REQUEST 1:
Repeat the entries verbatim, covering the stretch from their first line through the line containing "data-point bbox=[1199, 1040, 1212, 1053]", and include nothing else.

DOCUMENT EXTRACT:

Executive Summary: What Changed and What Companies Must Do Now

The Austrian StPO amendments effective 1 January 2025 introduced revised rules on the seizure and forensic examination of data carriers, new court-authorisation requirements for accessing digital communications, and tighter procedural safeguards that affect both domestic prosecutors and the EPPO. The EPPO publicly flagged concerns that certain provisions constrain its investigative effectiveness in Austria, signalling that companies may face more complex, multi-channel enforcement requests.

Key takeaways for counsel:

  • Update evidence-preservation SOPs immediately. The amended rules on data-carrier seizure change what authorities can demand and how quickly, your internal legal-hold procedures must reflect the new statutory framework.
  • Review digital-evidence handling. Court authorisation requirements for mobile-device and cloud-data access have been amended. Companies must know which orders require judicial approval and which can be executed by prosecutors directly.
  • Prepare for EPPO-specific requests. The EPPO operates with supranational jurisdiction and may issue investigation measures that run parallel to domestic proceedings. Establish a single point of contact for EPPO-related requests.
  • Reassess privilege protocols. Internal investigation materials are not automatically shielded from seizure. Legal-privilege boundaries under Austrian law require careful documentation and separation of legal-advice communications from operational files.
  • Coordinate cross-border IT and legal teams. Amended mutual-assistance and EPPO coordination mechanisms mean foreign counsel must be briefed on Austrian-specific requirements before any data is transferred or disclosed.
  • Document every interaction. From the moment authorities arrive at your premises, a contemporaneous log of all interactions, requests and responses is essential for protecting the company’s rights and challenging unlawful measures.

Rapid Timeline: Key Legislative and Enforcement Dates (2024–2026)

Understanding the chronology of Austria’s criminal procedure changes is essential for determining which version of the StPO applies to a given investigation or enforcement action. The table below outlines the critical milestones that in-house teams need to track.

Date Legislative / Official Act Practical Effect for Companies
June 2024 EPPO public statement on proposed Austrian StPO amendments EPPO raised early concerns about the potential impact on its investigative capacity in Austria, early signal for corporate compliance teams to monitor developments.

REQUEST 2:
In the executive summary on the Austrian criminal procedure amendments, copy verbatim the stretch from "Rapid Timeline: Key" through "need to track.".

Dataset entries
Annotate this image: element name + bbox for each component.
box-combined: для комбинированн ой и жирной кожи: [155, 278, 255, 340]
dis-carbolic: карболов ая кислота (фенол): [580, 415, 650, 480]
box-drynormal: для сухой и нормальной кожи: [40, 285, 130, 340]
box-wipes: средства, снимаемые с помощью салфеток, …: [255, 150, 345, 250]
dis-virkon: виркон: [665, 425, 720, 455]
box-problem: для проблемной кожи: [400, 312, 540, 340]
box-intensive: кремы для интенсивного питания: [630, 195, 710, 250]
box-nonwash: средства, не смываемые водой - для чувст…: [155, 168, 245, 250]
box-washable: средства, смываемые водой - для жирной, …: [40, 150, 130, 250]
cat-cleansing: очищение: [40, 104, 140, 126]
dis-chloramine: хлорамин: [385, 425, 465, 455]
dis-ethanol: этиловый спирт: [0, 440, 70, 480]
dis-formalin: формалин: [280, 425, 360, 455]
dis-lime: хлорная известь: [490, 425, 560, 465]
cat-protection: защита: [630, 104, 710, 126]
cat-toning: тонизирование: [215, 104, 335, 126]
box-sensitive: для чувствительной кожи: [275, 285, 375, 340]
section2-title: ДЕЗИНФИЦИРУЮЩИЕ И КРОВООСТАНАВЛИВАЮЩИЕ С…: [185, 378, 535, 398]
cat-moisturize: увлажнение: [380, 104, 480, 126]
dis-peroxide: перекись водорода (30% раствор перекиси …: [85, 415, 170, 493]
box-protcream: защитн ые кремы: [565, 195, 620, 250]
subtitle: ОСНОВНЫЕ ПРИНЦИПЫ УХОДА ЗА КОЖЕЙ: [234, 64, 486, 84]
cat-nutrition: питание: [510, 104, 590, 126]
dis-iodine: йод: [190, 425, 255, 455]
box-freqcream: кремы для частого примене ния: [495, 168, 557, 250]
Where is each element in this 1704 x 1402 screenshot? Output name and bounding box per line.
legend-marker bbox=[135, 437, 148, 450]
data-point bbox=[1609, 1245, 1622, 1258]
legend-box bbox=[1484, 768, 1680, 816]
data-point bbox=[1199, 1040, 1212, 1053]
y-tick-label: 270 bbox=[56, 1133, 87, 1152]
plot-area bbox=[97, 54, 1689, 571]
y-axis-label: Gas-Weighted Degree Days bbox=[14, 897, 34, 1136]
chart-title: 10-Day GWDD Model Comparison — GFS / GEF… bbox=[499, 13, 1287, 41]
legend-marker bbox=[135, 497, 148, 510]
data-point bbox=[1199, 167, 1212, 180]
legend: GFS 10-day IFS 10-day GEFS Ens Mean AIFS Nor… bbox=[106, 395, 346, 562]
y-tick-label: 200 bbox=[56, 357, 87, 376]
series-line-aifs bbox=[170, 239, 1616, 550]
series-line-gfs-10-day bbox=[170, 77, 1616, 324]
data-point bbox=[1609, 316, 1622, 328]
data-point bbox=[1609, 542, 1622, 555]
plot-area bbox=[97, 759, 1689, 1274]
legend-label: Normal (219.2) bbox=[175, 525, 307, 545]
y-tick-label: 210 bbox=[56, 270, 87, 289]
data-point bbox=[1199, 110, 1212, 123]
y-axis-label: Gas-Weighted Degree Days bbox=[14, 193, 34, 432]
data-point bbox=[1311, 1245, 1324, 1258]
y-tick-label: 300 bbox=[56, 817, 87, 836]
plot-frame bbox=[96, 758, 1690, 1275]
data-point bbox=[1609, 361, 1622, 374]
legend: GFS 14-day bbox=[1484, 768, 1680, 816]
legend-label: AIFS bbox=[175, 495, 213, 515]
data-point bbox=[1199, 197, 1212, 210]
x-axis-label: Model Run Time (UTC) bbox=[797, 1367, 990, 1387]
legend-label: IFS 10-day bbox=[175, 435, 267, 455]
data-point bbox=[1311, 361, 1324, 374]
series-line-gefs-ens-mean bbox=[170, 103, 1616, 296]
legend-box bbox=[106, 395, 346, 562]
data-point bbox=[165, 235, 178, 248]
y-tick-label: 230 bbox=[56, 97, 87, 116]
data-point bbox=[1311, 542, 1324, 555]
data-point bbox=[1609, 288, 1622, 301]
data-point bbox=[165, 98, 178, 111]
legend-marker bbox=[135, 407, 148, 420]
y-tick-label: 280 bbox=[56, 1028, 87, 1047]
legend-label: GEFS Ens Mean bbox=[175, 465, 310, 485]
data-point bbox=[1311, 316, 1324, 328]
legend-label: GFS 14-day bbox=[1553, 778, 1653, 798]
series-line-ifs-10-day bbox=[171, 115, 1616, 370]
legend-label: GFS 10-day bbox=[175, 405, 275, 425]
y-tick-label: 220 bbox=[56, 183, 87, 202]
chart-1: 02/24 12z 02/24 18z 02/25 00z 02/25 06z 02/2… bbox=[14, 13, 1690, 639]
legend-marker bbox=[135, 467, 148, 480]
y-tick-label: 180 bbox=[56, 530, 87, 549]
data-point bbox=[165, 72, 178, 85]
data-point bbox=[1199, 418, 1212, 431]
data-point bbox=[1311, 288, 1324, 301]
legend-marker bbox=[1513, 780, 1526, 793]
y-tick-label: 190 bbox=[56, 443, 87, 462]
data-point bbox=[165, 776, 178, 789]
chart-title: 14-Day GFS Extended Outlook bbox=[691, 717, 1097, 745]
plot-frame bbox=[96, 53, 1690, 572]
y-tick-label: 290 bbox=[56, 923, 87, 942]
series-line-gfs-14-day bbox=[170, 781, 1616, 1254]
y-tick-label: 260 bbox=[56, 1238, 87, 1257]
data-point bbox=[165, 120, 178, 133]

WRITTEN ANSWER 1:
Annotate this image: element name + bbox for each component.
box-combined: для комбинированн ой и жирной кожи: [155, 278, 255, 340]
dis-carbolic: карболов ая кислота (фенол): [580, 415, 650, 480]
box-drynormal: для сухой и нормальной кожи: [40, 285, 130, 340]
box-wipes: средства, снимаемые с помощью салфеток, …: [255, 150, 345, 250]
dis-virkon: виркон: [665, 425, 720, 455]
box-problem: для проблемной кожи: [400, 312, 540, 340]
box-intensive: кремы для интенсивного питания: [630, 195, 710, 250]
box-nonwash: средства, не смываемые водой - для чувст…: [155, 168, 245, 250]
box-washable: средства, смываемые водой - для жирной, …: [40, 150, 130, 250]
cat-cleansing: очищение: [40, 104, 140, 126]
dis-chloramine: хлорамин: [385, 425, 465, 455]
dis-ethanol: этиловый спирт: [0, 440, 70, 480]
dis-formalin: формалин: [280, 425, 360, 455]
dis-lime: хлорная известь: [490, 425, 560, 465]
cat-protection: защита: [630, 104, 710, 126]
cat-toning: тонизирование: [215, 104, 335, 126]
box-sensitive: для чувствительной кожи: [275, 285, 375, 340]
section2-title: ДЕЗИНФИЦИРУЮЩИЕ И КРОВООСТАНАВЛИВАЮЩИЕ С…: [185, 378, 535, 398]
cat-moisturize: увлажнение: [380, 104, 480, 126]
dis-peroxide: перекись водорода (30% раствор перекиси …: [85, 415, 170, 493]
box-protcream: защитн ые кремы: [565, 195, 620, 250]
subtitle: ОСНОВНЫЕ ПРИНЦИПЫ УХОДА ЗА КОЖЕЙ: [234, 64, 486, 84]
cat-nutrition: питание: [510, 104, 590, 126]
dis-iodine: йод: [190, 425, 255, 455]
box-freqcream: кремы для частого примене ния: [495, 168, 557, 250]
Where is each element in this 1704 x 1402 screenshot? Output name and bounding box per line.
legend-marker bbox=[135, 437, 148, 450]
data-point bbox=[1609, 1245, 1622, 1258]
legend-box bbox=[1484, 768, 1680, 816]
data-point bbox=[1199, 1040, 1212, 1053]

WRITTEN ANSWER 2:
Rapid Timeline: Key Legislative and Enforcement Dates (2024–2026)

Understanding the chronology of Austria’s criminal procedure changes is essential for determining which version of the StPO applies to a given investigation or enforcement action. The table below outlines the critical milestones that in-house teams need to track.